EXERCISE
Every entry below should be repeated exactly; the pictures should not.

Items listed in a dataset
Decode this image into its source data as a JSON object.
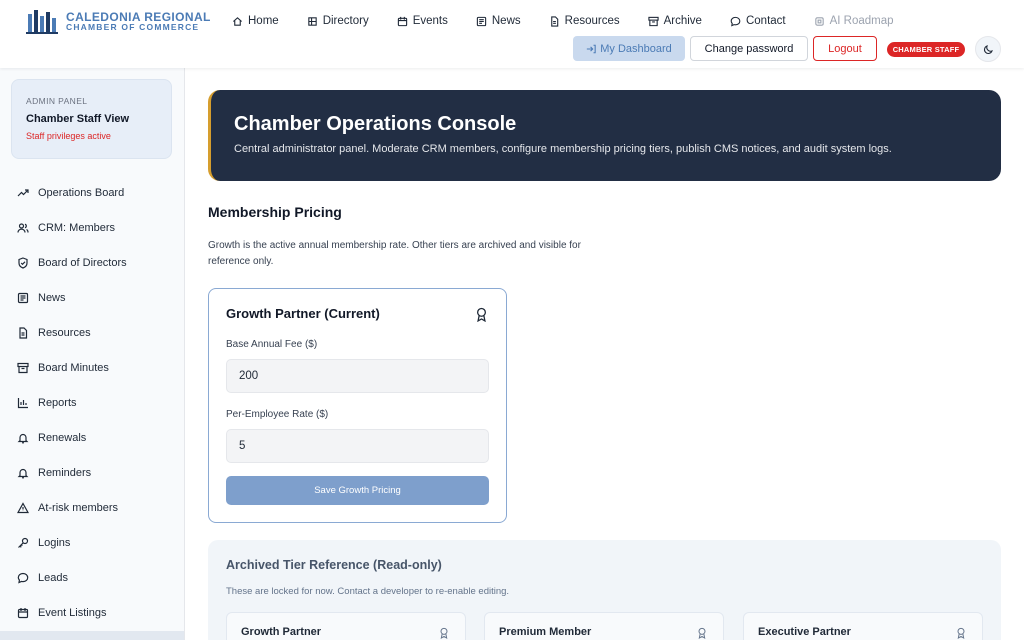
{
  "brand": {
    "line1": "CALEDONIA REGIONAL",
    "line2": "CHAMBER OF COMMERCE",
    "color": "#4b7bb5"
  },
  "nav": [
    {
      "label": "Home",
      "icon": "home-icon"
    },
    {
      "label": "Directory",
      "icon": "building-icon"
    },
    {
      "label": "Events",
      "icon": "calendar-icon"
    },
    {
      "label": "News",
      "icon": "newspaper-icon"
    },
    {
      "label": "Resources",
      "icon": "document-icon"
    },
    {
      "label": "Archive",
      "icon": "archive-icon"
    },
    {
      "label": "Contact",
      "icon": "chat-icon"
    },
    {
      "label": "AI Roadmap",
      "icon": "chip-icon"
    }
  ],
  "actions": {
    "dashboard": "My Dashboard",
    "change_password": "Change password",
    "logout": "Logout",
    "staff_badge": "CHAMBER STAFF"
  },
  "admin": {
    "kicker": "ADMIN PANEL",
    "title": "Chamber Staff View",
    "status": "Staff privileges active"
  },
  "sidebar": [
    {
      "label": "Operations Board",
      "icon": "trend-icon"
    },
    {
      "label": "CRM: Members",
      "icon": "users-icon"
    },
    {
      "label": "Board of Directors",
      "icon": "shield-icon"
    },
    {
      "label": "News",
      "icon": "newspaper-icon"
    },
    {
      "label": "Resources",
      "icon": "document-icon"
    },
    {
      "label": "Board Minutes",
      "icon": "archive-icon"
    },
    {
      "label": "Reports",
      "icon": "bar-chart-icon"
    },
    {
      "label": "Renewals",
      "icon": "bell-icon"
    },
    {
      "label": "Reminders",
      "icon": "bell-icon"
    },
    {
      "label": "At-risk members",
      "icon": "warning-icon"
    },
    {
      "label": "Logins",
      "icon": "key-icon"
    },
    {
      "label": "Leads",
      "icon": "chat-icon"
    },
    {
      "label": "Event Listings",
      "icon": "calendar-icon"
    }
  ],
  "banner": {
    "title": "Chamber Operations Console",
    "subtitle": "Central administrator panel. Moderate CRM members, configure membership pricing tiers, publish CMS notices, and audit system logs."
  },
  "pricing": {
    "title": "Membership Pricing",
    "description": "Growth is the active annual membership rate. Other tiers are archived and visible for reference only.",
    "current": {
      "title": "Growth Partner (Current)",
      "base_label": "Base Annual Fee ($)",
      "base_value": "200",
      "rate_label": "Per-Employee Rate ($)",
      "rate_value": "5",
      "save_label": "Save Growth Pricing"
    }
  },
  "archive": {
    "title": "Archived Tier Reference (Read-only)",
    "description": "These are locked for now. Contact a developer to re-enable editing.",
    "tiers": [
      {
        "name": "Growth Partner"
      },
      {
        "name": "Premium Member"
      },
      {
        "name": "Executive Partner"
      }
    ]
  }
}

EXERCISE OUTPUT
Decode this image into its source data as a JSON object.
{
  "brand": {
    "line1": "CALEDONIA REGIONAL",
    "line2": "CHAMBER OF COMMERCE",
    "color": "#4b7bb5"
  },
  "nav": [
    {
      "label": "Home",
      "icon": "home-icon"
    },
    {
      "label": "Directory",
      "icon": "building-icon"
    },
    {
      "label": "Events",
      "icon": "calendar-icon"
    },
    {
      "label": "News",
      "icon": "newspaper-icon"
    },
    {
      "label": "Resources",
      "icon": "document-icon"
    },
    {
      "label": "Archive",
      "icon": "archive-icon"
    },
    {
      "label": "Contact",
      "icon": "chat-icon"
    },
    {
      "label": "AI Roadmap",
      "icon": "chip-icon"
    }
  ],
  "actions": {
    "dashboard": "My Dashboard",
    "change_password": "Change password",
    "logout": "Logout",
    "staff_badge": "CHAMBER STAFF"
  },
  "admin": {
    "kicker": "ADMIN PANEL",
    "title": "Chamber Staff View",
    "status": "Staff privileges active"
  },
  "sidebar": [
    {
      "label": "Operations Board",
      "icon": "trend-icon"
    },
    {
      "label": "CRM: Members",
      "icon": "users-icon"
    },
    {
      "label": "Board of Directors",
      "icon": "shield-icon"
    },
    {
      "label": "News",
      "icon": "newspaper-icon"
    },
    {
      "label": "Resources",
      "icon": "document-icon"
    },
    {
      "label": "Board Minutes",
      "icon": "archive-icon"
    },
    {
      "label": "Reports",
      "icon": "bar-chart-icon"
    },
    {
      "label": "Renewals",
      "icon": "bell-icon"
    },
    {
      "label": "Reminders",
      "icon": "bell-icon"
    },
    {
      "label": "At-risk members",
      "icon": "warning-icon"
    },
    {
      "label": "Logins",
      "icon": "key-icon"
    },
    {
      "label": "Leads",
      "icon": "chat-icon"
    },
    {
      "label": "Event Listings",
      "icon": "calendar-icon"
    }
  ],
  "banner": {
    "title": "Chamber Operations Console",
    "subtitle": "Central administrator panel. Moderate CRM members, configure membership pricing tiers, publish CMS notices, and audit system logs."
  },
  "pricing": {
    "title": "Membership Pricing",
    "description": "Growth is the active annual membership rate. Other tiers are archived and visible for reference only.",
    "current": {
      "title": "Growth Partner (Current)",
      "base_label": "Base Annual Fee ($)",
      "base_value": "200",
      "rate_label": "Per-Employee Rate ($)",
      "rate_value": "5",
      "save_label": "Save Growth Pricing"
    }
  },
  "archive": {
    "title": "Archived Tier Reference (Read-only)",
    "description": "These are locked for now. Contact a developer to re-enable editing.",
    "tiers": [
      {
        "name": "Growth Partner"
      },
      {
        "name": "Premium Member"
      },
      {
        "name": "Executive Partner"
      }
    ]
  }
}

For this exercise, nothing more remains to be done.